[Extracted data entries]
▬▬▬▬▬▬▬▬▬▬

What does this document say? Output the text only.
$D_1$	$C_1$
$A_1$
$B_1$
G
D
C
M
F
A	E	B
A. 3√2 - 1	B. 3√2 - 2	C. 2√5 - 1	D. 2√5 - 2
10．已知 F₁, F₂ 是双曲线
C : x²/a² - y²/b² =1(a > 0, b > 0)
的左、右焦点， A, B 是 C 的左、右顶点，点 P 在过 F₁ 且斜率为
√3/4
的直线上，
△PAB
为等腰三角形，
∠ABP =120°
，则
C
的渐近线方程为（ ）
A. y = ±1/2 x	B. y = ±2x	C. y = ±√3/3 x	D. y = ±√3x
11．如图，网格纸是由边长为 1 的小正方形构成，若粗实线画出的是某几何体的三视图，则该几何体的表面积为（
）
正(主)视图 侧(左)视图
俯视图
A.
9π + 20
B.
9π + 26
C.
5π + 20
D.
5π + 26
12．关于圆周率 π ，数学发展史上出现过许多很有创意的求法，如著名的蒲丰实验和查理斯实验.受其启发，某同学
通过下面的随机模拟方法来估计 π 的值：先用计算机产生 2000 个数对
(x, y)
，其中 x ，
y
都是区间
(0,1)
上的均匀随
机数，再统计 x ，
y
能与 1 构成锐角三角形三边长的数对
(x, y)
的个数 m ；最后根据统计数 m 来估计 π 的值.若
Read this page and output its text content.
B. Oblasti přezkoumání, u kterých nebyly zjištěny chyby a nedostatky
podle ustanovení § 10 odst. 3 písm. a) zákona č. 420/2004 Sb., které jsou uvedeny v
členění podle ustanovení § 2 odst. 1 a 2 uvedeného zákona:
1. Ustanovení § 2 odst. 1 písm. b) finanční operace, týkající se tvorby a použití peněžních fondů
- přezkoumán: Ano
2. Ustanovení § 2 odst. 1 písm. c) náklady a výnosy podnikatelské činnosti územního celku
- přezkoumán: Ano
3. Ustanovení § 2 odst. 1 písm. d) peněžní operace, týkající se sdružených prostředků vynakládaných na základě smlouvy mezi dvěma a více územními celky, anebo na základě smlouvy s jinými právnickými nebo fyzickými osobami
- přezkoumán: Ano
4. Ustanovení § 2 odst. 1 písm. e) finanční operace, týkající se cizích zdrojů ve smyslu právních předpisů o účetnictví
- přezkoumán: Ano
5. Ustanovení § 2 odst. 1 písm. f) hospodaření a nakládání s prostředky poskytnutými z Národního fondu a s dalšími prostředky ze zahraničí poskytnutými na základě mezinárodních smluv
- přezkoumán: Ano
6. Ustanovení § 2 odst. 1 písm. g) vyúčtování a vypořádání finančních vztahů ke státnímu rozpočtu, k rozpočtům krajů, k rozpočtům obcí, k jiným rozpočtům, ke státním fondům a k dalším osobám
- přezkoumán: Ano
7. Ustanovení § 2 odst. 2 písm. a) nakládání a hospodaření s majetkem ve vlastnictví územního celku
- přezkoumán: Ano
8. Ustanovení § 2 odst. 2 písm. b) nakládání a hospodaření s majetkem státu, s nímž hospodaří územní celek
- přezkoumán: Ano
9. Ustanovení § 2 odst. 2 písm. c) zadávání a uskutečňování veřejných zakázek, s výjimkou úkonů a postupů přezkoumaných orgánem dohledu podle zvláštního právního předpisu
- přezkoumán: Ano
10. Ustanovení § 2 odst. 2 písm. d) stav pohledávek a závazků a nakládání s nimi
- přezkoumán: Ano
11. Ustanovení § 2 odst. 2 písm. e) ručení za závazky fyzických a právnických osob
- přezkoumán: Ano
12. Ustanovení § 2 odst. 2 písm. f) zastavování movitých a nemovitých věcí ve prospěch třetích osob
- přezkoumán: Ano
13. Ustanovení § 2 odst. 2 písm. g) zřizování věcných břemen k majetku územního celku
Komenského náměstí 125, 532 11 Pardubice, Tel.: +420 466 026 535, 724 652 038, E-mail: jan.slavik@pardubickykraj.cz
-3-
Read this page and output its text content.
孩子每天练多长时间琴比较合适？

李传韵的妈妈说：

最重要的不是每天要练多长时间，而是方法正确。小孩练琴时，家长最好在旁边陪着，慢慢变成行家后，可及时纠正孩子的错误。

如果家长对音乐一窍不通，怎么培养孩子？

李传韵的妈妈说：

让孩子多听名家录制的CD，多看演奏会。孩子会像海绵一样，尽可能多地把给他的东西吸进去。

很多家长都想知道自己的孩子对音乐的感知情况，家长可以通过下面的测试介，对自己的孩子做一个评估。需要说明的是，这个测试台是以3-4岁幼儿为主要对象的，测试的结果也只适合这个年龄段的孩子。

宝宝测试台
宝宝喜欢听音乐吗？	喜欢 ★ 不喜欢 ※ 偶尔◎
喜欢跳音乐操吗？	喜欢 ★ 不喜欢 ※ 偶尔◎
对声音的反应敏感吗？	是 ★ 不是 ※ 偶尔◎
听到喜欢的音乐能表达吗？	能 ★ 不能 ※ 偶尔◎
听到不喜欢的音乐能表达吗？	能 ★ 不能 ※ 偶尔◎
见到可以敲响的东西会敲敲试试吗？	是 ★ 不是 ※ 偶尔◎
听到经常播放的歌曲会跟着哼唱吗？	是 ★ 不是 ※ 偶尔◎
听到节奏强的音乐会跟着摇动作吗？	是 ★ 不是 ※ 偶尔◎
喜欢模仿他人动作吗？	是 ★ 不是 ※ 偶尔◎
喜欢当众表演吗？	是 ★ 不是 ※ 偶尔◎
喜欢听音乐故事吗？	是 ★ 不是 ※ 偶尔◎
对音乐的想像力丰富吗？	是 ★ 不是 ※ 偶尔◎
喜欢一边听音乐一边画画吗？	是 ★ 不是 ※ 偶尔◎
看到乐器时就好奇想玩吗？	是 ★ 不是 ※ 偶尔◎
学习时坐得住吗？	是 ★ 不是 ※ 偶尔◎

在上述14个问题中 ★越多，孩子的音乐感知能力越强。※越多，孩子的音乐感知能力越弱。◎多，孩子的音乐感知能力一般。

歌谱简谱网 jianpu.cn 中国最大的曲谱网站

▬▬▬▬▬▬▬▬▬▬

◆ **SHORT PROBLEM**: Copy each line of the records above that carries the word "základě".

◆ **ANSWER TO THE PROBLEM**:
3. Ustanovení § 2 odst. 1 písm. d) peněžní operace, týkající se sdružených prostředků vynakládaných na základě smlouvy mezi dvěma a více územními celky, anebo na základě smlouvy s jinými právnickými nebo fyzickými osobami
5. Ustanovení § 2 odst. 1 písm. f) hospodaření a nakládání s prostředky poskytnutými z Národního fondu a s dalšími prostředky ze zahraničí poskytnutými na základě mezinárodních smluv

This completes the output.